Look through the data for the string "JSON". Copy every line where it is found.

• _EXERCISE INPUT_
□ □ □ □

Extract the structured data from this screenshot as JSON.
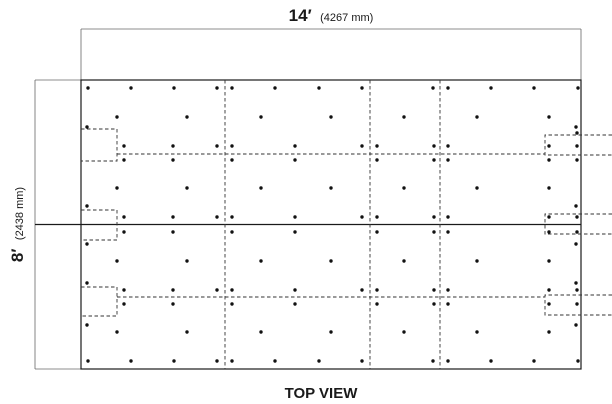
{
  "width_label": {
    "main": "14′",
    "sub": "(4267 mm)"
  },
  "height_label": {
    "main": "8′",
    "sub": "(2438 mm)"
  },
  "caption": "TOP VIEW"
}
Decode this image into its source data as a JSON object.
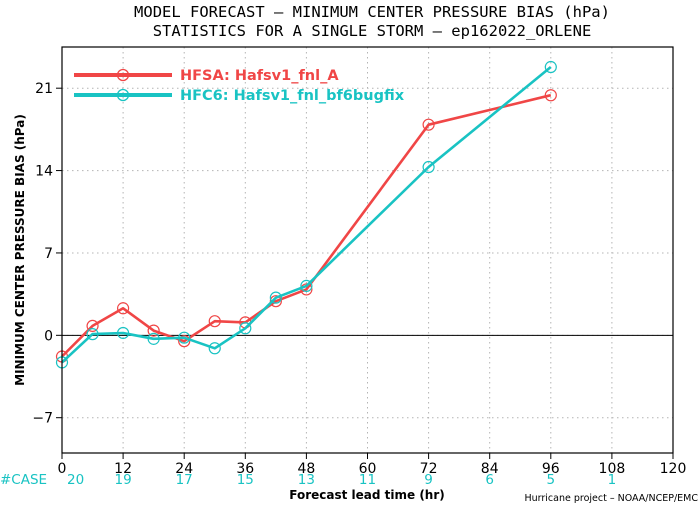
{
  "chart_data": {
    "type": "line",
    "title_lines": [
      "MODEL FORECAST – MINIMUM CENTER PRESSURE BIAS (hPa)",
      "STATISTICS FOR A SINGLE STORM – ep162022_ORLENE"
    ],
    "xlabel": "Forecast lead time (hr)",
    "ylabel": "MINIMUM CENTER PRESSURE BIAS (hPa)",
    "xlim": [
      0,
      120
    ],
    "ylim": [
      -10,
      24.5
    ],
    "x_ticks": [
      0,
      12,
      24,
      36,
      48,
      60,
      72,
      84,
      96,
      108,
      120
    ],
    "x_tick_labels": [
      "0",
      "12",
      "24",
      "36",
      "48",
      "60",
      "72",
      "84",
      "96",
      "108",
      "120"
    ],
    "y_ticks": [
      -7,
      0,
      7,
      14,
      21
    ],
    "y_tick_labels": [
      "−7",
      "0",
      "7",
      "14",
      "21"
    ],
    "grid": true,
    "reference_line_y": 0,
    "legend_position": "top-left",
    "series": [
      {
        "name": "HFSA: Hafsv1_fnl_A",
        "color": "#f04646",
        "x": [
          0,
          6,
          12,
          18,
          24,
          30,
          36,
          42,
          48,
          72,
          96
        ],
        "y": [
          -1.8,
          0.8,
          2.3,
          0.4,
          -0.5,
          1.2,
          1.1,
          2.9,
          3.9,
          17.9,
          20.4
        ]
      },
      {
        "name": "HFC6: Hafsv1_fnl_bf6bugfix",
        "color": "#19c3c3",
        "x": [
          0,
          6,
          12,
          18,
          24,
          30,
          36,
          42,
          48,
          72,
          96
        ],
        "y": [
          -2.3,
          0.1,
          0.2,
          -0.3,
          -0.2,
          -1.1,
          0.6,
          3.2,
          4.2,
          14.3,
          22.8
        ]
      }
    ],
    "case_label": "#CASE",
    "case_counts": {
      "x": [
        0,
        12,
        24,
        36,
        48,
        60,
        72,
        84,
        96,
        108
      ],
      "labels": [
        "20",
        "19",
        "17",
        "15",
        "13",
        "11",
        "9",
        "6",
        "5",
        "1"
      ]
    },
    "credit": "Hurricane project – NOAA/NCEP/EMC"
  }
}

□ □ □ □

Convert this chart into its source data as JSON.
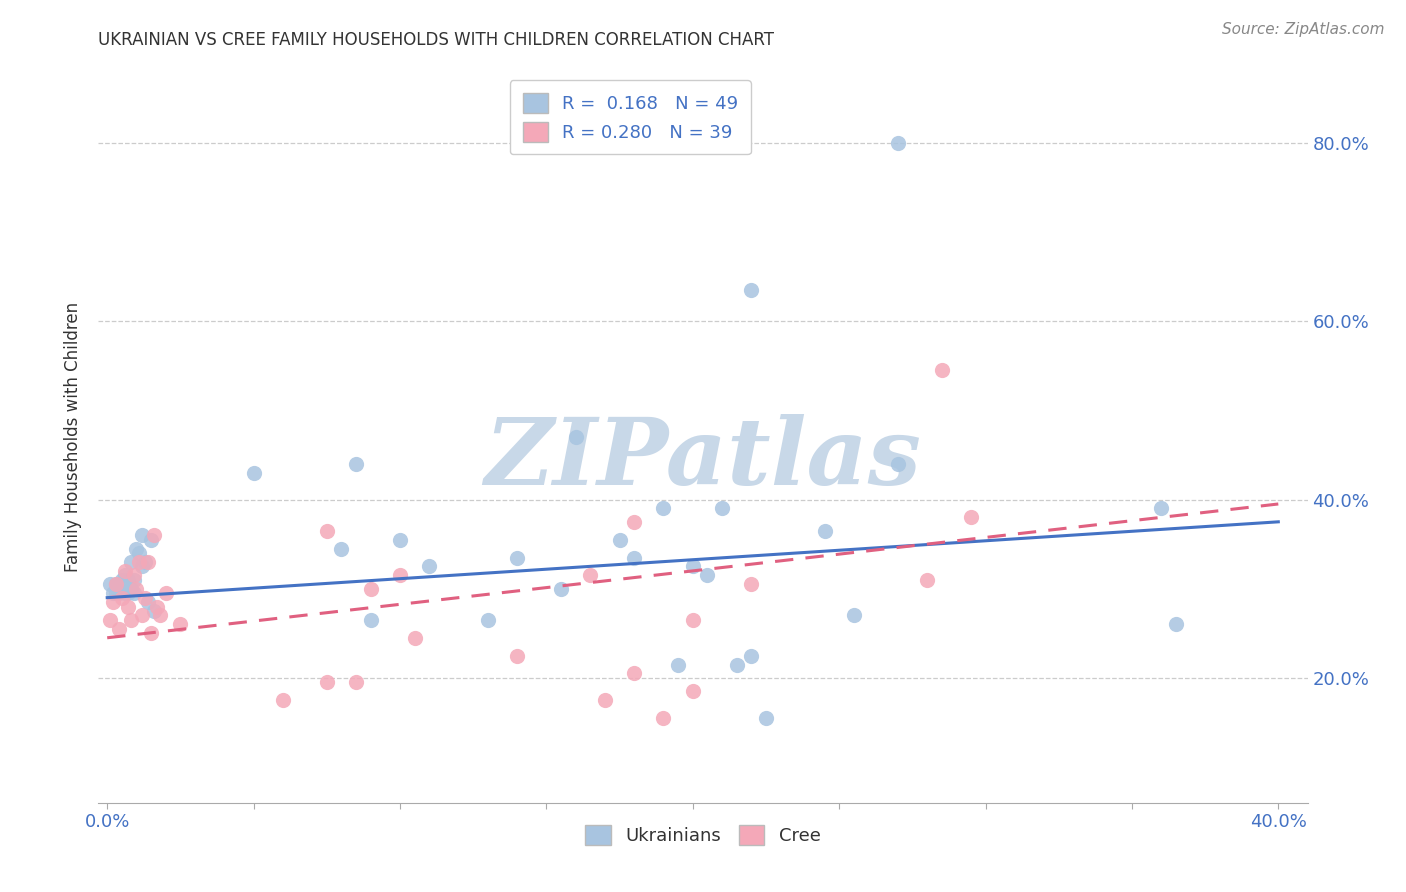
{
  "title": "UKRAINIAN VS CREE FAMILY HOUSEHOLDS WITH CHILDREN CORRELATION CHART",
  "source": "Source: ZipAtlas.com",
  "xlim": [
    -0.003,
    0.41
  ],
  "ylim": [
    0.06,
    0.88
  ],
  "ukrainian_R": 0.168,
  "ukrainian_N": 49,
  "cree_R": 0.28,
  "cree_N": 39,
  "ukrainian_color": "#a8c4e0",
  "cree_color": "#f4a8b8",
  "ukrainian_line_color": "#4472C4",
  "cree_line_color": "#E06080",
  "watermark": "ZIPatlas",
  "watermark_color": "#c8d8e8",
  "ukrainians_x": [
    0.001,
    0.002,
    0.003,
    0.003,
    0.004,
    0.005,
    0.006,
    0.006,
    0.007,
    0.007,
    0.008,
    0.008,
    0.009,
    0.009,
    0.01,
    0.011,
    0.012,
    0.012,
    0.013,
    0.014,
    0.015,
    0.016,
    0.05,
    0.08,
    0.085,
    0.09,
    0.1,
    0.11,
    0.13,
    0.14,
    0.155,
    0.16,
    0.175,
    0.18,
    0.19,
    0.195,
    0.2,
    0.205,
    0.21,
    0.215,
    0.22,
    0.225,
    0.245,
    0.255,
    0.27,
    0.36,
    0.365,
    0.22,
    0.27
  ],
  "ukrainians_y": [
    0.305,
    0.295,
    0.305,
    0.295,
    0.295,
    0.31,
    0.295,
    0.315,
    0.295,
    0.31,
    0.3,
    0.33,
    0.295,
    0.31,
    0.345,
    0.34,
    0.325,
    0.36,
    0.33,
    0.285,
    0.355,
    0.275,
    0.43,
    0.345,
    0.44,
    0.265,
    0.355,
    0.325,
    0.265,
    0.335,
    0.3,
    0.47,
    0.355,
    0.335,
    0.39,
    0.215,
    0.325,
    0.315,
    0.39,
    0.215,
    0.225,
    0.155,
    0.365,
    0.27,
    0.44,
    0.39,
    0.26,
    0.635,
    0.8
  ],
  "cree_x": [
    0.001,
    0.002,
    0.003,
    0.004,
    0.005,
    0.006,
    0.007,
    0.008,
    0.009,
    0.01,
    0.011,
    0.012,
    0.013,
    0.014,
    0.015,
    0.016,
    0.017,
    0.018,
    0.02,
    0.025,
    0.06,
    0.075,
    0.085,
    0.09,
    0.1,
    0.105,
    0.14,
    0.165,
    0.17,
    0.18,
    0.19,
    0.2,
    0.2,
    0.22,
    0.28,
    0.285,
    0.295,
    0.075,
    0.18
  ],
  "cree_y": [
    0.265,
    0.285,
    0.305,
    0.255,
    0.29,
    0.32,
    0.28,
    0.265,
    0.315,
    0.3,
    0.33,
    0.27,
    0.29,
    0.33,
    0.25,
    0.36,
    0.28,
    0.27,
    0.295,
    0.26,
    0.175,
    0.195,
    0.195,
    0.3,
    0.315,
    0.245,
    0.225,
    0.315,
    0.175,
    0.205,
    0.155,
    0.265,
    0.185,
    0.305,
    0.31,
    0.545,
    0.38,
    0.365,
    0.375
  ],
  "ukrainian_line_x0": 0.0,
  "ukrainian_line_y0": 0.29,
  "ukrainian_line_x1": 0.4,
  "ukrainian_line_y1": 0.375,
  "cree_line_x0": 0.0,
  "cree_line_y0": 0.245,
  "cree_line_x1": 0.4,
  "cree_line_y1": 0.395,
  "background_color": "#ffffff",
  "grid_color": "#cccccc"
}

□ □ □ □

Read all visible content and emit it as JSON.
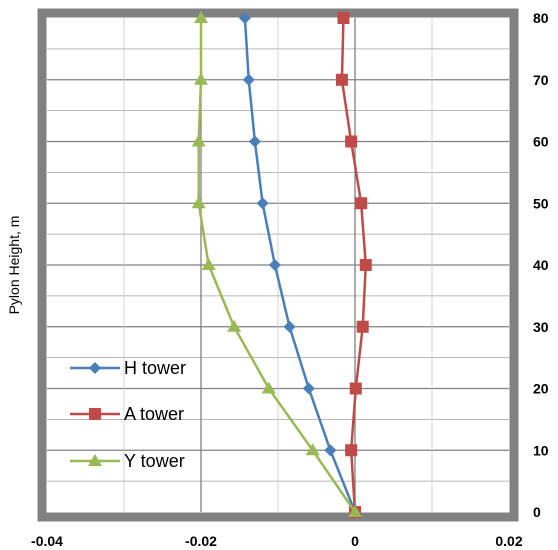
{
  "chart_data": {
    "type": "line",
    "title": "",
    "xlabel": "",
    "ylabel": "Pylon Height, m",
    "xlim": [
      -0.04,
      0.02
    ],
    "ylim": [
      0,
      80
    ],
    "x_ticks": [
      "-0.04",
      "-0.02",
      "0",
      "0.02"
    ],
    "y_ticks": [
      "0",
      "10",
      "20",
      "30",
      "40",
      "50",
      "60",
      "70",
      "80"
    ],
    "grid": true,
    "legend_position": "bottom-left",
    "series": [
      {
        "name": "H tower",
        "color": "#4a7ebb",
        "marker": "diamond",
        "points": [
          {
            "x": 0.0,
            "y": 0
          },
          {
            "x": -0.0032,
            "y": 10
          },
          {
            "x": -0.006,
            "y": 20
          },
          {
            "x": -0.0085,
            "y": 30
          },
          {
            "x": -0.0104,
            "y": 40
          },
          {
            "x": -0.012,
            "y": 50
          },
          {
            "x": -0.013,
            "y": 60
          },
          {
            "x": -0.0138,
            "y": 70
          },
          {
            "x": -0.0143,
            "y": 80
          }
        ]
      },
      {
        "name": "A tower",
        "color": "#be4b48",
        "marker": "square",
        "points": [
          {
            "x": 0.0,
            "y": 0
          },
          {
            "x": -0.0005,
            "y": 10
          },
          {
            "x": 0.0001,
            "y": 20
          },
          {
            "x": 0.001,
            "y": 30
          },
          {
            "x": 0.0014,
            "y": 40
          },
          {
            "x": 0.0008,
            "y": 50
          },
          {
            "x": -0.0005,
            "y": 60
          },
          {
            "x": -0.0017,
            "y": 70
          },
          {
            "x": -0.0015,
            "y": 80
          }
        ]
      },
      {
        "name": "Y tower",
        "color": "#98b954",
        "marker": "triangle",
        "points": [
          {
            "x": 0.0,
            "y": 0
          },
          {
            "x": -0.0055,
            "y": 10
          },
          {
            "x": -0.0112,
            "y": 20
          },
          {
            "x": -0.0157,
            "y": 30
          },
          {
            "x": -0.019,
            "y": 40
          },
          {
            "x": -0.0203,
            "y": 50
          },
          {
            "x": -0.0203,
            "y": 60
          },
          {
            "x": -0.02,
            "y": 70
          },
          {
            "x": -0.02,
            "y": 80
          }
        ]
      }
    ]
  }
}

□ □ □ □

• _THE ANSWER_
Extract the structured data from this screenshot as JSON.
Decode this image into its source data as a JSON object.
Convert this chart into its source data as JSON.
Read all visible content and emit it as JSON.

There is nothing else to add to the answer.